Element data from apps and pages
● ● ● ● ● ● ●
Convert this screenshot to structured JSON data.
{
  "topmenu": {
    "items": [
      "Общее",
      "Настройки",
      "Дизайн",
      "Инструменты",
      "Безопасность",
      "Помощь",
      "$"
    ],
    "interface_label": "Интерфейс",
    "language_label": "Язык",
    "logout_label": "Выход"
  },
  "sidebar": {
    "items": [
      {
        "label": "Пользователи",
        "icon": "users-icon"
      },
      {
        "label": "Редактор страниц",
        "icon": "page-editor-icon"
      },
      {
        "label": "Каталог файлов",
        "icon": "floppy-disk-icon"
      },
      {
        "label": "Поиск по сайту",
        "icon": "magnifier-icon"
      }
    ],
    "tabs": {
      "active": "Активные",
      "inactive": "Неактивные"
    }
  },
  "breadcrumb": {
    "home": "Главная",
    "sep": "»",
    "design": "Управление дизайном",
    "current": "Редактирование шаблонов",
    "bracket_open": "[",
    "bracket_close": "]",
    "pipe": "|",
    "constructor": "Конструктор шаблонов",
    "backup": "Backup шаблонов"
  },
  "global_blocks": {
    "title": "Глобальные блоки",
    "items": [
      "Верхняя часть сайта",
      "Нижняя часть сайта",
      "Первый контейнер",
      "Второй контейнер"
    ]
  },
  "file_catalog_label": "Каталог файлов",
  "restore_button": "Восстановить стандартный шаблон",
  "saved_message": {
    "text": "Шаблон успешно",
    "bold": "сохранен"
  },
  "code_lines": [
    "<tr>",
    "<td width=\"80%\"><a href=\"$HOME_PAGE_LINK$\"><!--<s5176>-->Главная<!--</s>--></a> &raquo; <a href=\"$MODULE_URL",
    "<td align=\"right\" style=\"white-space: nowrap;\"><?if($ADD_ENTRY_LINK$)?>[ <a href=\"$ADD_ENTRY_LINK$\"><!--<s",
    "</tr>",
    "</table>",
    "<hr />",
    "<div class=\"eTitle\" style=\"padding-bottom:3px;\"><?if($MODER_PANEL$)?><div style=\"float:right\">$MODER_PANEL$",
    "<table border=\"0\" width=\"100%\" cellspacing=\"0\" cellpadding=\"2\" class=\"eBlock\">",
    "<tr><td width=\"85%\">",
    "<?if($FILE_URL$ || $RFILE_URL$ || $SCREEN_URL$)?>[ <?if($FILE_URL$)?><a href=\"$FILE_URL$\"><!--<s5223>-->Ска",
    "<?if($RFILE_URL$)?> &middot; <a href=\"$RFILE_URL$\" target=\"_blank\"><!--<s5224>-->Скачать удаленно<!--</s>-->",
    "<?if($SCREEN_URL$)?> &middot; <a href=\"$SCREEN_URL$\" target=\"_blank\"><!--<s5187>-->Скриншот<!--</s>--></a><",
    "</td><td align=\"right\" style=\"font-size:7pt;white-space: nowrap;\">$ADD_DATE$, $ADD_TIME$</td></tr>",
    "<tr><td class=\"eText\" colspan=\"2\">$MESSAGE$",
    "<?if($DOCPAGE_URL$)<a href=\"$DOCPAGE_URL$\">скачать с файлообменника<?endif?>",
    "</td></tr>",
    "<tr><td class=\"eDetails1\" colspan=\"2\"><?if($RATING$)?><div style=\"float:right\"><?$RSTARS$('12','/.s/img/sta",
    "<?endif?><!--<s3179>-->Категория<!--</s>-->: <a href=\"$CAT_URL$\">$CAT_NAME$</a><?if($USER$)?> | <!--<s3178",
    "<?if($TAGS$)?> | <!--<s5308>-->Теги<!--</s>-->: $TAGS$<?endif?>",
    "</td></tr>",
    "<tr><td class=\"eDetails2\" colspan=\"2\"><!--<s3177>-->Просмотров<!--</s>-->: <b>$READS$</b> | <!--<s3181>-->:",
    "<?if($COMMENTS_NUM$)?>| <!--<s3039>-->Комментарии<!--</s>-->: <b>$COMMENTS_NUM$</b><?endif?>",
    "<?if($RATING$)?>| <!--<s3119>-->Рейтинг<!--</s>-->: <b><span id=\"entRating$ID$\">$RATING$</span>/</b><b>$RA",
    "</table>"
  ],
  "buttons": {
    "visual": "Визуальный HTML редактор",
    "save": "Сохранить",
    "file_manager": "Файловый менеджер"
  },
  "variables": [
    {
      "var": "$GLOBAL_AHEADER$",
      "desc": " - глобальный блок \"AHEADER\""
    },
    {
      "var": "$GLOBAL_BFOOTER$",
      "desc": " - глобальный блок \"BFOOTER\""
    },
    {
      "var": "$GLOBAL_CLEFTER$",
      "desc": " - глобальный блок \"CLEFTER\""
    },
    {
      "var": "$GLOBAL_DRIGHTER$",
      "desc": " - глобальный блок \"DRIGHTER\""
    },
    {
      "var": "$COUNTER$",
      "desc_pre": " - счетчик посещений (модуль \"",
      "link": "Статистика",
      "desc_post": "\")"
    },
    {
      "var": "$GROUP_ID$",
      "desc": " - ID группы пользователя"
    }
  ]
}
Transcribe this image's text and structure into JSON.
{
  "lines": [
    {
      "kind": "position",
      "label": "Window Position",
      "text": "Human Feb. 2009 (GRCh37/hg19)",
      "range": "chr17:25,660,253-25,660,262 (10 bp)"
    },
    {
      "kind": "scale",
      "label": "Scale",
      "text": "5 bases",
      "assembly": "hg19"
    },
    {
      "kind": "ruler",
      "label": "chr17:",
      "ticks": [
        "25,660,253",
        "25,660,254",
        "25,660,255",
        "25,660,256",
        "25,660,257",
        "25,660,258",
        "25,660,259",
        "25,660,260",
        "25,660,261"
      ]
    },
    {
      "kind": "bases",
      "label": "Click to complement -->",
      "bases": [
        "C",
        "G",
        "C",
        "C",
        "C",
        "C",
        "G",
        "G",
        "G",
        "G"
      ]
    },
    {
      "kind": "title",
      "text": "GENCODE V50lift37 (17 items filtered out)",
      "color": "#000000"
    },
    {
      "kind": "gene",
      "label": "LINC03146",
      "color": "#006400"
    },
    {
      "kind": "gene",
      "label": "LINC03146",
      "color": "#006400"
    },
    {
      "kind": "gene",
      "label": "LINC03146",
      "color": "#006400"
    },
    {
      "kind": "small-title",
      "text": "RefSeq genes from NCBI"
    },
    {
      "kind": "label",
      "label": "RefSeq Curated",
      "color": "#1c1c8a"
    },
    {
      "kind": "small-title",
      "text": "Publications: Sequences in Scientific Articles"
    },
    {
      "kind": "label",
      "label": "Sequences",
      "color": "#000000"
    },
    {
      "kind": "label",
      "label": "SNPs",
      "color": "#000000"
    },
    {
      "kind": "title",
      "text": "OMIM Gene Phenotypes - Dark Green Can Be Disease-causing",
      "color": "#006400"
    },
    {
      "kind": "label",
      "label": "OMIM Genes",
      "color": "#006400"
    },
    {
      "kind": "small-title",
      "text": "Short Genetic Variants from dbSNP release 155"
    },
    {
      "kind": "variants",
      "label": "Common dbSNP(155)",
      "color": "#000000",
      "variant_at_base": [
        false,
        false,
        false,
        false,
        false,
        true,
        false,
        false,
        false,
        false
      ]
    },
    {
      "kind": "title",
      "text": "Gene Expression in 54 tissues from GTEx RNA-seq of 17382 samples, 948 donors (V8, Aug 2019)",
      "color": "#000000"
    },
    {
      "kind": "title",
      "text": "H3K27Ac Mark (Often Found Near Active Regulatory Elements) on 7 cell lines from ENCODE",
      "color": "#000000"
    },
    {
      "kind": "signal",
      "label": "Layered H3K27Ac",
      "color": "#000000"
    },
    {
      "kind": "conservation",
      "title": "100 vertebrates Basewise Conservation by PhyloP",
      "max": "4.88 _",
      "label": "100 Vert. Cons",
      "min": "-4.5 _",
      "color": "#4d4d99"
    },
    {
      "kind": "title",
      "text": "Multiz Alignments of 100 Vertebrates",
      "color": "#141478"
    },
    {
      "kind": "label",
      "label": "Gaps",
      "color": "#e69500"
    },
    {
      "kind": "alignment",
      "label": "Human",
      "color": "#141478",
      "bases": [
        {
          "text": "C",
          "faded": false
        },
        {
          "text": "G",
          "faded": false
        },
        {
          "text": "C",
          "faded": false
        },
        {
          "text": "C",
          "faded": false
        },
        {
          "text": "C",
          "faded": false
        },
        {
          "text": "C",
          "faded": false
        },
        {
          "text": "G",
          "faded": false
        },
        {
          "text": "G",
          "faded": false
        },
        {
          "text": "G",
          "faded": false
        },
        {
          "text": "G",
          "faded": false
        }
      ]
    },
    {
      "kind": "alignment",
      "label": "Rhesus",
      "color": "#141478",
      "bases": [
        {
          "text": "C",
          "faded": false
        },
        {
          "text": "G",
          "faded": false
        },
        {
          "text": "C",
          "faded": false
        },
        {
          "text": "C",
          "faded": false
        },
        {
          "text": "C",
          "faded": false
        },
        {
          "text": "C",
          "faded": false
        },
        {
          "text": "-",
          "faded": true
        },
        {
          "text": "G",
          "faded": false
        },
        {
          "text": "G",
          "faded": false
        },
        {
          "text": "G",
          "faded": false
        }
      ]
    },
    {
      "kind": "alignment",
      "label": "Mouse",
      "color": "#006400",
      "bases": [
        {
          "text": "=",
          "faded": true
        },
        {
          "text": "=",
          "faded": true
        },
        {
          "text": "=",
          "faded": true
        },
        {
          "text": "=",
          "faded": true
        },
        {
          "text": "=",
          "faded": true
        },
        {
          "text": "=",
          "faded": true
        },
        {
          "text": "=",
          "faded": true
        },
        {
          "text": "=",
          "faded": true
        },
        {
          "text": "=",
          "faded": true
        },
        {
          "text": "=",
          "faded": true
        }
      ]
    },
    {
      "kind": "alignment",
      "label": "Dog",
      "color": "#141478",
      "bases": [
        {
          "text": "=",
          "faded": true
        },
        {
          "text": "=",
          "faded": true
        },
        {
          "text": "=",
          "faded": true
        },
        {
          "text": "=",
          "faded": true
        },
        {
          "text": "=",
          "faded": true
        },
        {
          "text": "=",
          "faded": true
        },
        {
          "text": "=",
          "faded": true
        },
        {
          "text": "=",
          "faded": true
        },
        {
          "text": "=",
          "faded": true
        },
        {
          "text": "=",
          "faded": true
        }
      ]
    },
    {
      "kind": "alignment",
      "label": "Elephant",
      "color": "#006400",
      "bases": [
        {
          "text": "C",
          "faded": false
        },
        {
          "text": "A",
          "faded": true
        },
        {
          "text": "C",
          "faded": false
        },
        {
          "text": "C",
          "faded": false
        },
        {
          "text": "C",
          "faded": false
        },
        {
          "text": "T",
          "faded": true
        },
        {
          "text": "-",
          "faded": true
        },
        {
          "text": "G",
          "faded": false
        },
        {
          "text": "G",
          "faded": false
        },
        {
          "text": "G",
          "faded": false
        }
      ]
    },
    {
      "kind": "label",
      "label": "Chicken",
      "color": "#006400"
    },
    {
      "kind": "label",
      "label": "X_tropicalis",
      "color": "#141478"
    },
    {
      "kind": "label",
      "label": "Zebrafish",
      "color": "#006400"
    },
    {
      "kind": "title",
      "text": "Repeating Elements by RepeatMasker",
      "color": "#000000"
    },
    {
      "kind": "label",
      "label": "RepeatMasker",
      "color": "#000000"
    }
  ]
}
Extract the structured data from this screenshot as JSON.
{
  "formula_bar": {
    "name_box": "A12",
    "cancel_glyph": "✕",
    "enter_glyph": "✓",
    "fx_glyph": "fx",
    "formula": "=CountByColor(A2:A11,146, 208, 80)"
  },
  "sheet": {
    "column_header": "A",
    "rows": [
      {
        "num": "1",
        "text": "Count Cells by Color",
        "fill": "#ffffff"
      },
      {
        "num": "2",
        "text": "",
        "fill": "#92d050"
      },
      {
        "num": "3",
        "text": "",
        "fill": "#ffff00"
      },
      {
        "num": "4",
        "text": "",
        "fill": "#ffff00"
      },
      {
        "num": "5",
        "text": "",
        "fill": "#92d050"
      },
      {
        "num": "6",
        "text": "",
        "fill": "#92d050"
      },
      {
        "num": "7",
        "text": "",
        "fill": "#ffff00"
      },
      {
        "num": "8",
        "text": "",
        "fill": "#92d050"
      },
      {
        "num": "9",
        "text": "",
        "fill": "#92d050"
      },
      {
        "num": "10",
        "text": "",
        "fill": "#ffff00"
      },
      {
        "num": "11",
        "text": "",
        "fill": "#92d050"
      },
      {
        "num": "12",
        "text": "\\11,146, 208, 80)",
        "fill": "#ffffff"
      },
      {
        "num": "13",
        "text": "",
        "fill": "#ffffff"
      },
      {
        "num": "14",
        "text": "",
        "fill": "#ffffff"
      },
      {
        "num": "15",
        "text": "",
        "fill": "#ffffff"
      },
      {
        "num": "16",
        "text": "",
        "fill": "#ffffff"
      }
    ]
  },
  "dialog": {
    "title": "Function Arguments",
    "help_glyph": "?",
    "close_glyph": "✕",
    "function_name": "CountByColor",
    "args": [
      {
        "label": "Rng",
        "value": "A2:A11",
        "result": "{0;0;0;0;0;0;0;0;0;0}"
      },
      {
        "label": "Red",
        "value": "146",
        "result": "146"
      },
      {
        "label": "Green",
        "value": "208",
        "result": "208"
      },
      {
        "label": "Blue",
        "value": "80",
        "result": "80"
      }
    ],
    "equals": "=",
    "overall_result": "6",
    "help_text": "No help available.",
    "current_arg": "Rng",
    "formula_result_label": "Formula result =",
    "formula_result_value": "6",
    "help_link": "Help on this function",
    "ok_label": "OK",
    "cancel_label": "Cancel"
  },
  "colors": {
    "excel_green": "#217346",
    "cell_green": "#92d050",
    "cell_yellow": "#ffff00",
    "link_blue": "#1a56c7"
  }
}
● ● ● ● ● ● ●
EXERCISE AIM - Work through the entries, filtering for the string "JSON", and copy each line that holds it.

TASK ANSWER -
Convert this screenshot to structured JSON data.
Transcribe this image's text and structure into JSON.
Extract the structured data from this screenshot as JSON.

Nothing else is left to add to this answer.